[Dataset rows]
-------------------------

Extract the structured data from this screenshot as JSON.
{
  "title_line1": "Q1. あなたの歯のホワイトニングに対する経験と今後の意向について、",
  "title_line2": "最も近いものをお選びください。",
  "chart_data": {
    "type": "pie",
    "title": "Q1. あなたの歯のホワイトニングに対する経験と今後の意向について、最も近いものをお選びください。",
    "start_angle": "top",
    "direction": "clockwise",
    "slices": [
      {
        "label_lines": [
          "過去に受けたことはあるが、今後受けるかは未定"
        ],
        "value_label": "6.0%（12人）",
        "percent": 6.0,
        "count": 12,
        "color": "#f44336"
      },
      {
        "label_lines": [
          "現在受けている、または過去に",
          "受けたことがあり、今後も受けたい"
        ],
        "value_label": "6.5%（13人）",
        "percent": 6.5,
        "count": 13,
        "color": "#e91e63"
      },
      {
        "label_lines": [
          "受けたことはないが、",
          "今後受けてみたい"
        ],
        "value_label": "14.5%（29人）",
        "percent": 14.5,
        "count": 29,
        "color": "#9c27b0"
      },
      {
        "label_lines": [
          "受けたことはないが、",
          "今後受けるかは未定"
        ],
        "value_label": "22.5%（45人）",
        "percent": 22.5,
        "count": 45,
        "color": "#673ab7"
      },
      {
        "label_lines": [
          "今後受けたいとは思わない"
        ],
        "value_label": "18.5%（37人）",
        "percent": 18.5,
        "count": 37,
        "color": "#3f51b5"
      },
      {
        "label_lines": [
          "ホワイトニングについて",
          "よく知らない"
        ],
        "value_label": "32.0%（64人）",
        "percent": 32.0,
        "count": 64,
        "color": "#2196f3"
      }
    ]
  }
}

-------------------------

Write the material out again word for word.

(SOLUTION FOR THIS EXERCISE):
Extract the structured data from this screenshot as JSON.
{
  "title_line1": "Q1. あなたの歯のホワイトニングに対する経験と今後の意向について、",
  "title_line2": "最も近いものをお選びください。",
  "chart_data": {
    "type": "pie",
    "title": "Q1. あなたの歯のホワイトニングに対する経験と今後の意向について、最も近いものをお選びください。",
    "start_angle": "top",
    "direction": "clockwise",
    "slices": [
      {
        "label_lines": [
          "過去に受けたことはあるが、今後受けるかは未定"
        ],
        "value_label": "6.0%（12人）",
        "percent": 6.0,
        "count": 12,
        "color": "#f44336"
      },
      {
        "label_lines": [
          "現在受けている、または過去に",
          "受けたことがあり、今後も受けたい"
        ],
        "value_label": "6.5%（13人）",
        "percent": 6.5,
        "count": 13,
        "color": "#e91e63"
      },
      {
        "label_lines": [
          "受けたことはないが、",
          "今後受けてみたい"
        ],
        "value_label": "14.5%（29人）",
        "percent": 14.5,
        "count": 29,
        "color": "#9c27b0"
      },
      {
        "label_lines": [
          "受けたことはないが、",
          "今後受けるかは未定"
        ],
        "value_label": "22.5%（45人）",
        "percent": 22.5,
        "count": 45,
        "color": "#673ab7"
      },
      {
        "label_lines": [
          "今後受けたいとは思わない"
        ],
        "value_label": "18.5%（37人）",
        "percent": 18.5,
        "count": 37,
        "color": "#3f51b5"
      },
      {
        "label_lines": [
          "ホワイトニングについて",
          "よく知らない"
        ],
        "value_label": "32.0%（64人）",
        "percent": 32.0,
        "count": 64,
        "color": "#2196f3"
      }
    ]
  }
}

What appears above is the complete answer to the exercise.